_Your task:_ Every record must be repeated exactly, with no omission.
+++ Records for the exercise +++
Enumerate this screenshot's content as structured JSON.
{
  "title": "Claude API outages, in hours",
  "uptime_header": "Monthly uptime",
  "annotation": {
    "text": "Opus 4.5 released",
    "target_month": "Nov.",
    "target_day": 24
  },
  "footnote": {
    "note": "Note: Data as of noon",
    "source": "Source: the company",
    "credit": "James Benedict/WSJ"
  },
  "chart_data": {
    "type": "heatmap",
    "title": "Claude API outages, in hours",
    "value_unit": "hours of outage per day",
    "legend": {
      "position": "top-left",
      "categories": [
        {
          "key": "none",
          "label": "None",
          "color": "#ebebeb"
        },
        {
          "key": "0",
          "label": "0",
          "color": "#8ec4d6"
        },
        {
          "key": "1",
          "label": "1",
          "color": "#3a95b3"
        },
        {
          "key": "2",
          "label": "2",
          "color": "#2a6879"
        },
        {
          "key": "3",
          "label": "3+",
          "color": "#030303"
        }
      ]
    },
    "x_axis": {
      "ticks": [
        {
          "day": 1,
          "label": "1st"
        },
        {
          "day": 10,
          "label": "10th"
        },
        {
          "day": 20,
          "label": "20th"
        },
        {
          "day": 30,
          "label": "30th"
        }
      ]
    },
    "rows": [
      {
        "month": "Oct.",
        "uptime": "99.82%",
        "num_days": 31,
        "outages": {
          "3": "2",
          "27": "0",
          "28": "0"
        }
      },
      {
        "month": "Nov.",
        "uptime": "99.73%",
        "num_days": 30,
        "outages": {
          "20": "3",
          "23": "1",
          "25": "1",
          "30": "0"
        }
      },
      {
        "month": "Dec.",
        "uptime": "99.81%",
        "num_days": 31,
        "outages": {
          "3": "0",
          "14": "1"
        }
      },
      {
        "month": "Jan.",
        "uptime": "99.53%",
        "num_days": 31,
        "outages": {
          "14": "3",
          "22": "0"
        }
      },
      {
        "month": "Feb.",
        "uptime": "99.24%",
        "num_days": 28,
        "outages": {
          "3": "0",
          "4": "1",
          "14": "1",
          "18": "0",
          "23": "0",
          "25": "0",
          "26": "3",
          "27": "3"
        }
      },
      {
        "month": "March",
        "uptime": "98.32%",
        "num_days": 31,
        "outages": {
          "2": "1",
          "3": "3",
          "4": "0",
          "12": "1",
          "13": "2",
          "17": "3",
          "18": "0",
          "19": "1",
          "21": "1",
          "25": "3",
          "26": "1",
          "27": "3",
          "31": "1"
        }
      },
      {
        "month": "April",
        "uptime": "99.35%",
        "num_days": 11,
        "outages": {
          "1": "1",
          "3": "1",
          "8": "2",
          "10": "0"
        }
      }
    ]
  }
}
+++
_Correct output:_
Enumerate this screenshot's content as structured JSON.
{
  "title": "Claude API outages, in hours",
  "uptime_header": "Monthly uptime",
  "annotation": {
    "text": "Opus 4.5 released",
    "target_month": "Nov.",
    "target_day": 24
  },
  "footnote": {
    "note": "Note: Data as of noon",
    "source": "Source: the company",
    "credit": "James Benedict/WSJ"
  },
  "chart_data": {
    "type": "heatmap",
    "title": "Claude API outages, in hours",
    "value_unit": "hours of outage per day",
    "legend": {
      "position": "top-left",
      "categories": [
        {
          "key": "none",
          "label": "None",
          "color": "#ebebeb"
        },
        {
          "key": "0",
          "label": "0",
          "color": "#8ec4d6"
        },
        {
          "key": "1",
          "label": "1",
          "color": "#3a95b3"
        },
        {
          "key": "2",
          "label": "2",
          "color": "#2a6879"
        },
        {
          "key": "3",
          "label": "3+",
          "color": "#030303"
        }
      ]
    },
    "x_axis": {
      "ticks": [
        {
          "day": 1,
          "label": "1st"
        },
        {
          "day": 10,
          "label": "10th"
        },
        {
          "day": 20,
          "label": "20th"
        },
        {
          "day": 30,
          "label": "30th"
        }
      ]
    },
    "rows": [
      {
        "month": "Oct.",
        "uptime": "99.82%",
        "num_days": 31,
        "outages": {
          "3": "2",
          "27": "0",
          "28": "0"
        }
      },
      {
        "month": "Nov.",
        "uptime": "99.73%",
        "num_days": 30,
        "outages": {
          "20": "3",
          "23": "1",
          "25": "1",
          "30": "0"
        }
      },
      {
        "month": "Dec.",
        "uptime": "99.81%",
        "num_days": 31,
        "outages": {
          "3": "0",
          "14": "1"
        }
      },
      {
        "month": "Jan.",
        "uptime": "99.53%",
        "num_days": 31,
        "outages": {
          "14": "3",
          "22": "0"
        }
      },
      {
        "month": "Feb.",
        "uptime": "99.24%",
        "num_days": 28,
        "outages": {
          "3": "0",
          "4": "1",
          "14": "1",
          "18": "0",
          "23": "0",
          "25": "0",
          "26": "3",
          "27": "3"
        }
      },
      {
        "month": "March",
        "uptime": "98.32%",
        "num_days": 31,
        "outages": {
          "2": "1",
          "3": "3",
          "4": "0",
          "12": "1",
          "13": "2",
          "17": "3",
          "18": "0",
          "19": "1",
          "21": "1",
          "25": "3",
          "26": "1",
          "27": "3",
          "31": "1"
        }
      },
      {
        "month": "April",
        "uptime": "99.35%",
        "num_days": 11,
        "outages": {
          "1": "1",
          "3": "1",
          "8": "2",
          "10": "0"
        }
      }
    ]
  }
}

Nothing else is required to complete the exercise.